→ **MATERIAL TO PROCESS**:

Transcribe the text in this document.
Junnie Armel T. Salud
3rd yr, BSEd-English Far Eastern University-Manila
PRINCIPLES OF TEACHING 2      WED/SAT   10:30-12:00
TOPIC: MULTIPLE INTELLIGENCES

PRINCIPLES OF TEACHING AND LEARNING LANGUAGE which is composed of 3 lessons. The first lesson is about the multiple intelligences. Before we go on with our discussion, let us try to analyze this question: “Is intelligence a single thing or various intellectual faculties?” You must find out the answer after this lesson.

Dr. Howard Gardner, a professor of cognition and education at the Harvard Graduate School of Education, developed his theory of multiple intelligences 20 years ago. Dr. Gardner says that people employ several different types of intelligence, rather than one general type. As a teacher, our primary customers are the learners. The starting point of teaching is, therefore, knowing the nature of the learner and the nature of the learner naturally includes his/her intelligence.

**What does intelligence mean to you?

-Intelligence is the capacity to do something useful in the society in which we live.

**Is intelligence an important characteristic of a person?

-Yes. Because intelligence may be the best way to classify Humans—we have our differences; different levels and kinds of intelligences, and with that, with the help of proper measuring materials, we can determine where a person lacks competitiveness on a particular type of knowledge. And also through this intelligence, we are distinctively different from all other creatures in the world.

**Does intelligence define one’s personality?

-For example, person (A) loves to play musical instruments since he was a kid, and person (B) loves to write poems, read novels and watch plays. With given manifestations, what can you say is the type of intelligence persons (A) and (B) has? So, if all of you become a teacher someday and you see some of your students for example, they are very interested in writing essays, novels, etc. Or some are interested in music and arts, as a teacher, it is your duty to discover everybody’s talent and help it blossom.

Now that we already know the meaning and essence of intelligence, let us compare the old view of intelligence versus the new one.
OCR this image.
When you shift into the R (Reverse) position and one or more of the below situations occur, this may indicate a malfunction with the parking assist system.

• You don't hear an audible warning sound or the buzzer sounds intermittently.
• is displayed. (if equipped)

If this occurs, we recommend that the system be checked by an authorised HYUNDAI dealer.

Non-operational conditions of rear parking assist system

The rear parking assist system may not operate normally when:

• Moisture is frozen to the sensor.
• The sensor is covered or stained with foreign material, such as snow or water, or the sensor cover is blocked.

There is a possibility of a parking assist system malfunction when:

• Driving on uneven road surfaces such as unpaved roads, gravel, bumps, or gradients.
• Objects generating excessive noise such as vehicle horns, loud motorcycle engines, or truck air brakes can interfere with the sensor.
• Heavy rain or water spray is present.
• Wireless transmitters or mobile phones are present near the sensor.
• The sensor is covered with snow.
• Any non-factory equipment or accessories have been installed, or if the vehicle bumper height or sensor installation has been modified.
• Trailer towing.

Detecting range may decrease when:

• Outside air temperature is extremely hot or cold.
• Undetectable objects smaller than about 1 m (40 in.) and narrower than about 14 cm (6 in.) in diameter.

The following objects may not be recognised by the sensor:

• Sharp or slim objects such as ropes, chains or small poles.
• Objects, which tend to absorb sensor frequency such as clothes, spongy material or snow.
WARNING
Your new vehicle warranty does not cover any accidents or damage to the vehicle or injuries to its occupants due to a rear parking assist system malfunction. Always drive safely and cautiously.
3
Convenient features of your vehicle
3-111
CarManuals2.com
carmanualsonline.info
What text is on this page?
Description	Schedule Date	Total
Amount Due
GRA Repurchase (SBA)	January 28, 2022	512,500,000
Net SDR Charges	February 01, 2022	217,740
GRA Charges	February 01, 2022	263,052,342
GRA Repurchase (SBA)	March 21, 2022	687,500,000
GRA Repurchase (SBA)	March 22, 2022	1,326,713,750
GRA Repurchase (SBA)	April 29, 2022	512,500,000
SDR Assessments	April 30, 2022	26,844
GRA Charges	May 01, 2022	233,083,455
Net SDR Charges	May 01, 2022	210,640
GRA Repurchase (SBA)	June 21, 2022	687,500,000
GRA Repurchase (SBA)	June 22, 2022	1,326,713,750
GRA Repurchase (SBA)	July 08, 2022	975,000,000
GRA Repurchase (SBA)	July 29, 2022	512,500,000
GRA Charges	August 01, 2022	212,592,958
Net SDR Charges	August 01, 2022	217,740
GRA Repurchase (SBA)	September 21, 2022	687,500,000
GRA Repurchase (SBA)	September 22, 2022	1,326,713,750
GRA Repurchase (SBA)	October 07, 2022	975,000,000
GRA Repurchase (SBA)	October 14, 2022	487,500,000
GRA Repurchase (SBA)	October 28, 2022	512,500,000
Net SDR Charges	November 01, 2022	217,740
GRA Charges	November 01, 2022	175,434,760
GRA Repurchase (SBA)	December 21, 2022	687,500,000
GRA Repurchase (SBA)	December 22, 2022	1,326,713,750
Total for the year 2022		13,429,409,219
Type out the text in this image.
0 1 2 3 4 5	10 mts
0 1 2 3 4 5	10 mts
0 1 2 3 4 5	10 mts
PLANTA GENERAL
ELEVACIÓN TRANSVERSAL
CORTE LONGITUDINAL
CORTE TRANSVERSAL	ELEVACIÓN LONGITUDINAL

→ **WRITTEN INSTRUCTION**:
Begin with the line that contains "Type out the text in this image." and set down each line exactly until the records above end, including the final line.

→ **EXPECTED ANSWER**:
Type out the text in this image.
0 1 2 3 4 5	10 mts
0 1 2 3 4 5	10 mts
0 1 2 3 4 5	10 mts
PLANTA GENERAL
ELEVACIÓN TRANSVERSAL
CORTE LONGITUDINAL
CORTE TRANSVERSAL	ELEVACIÓN LONGITUDINAL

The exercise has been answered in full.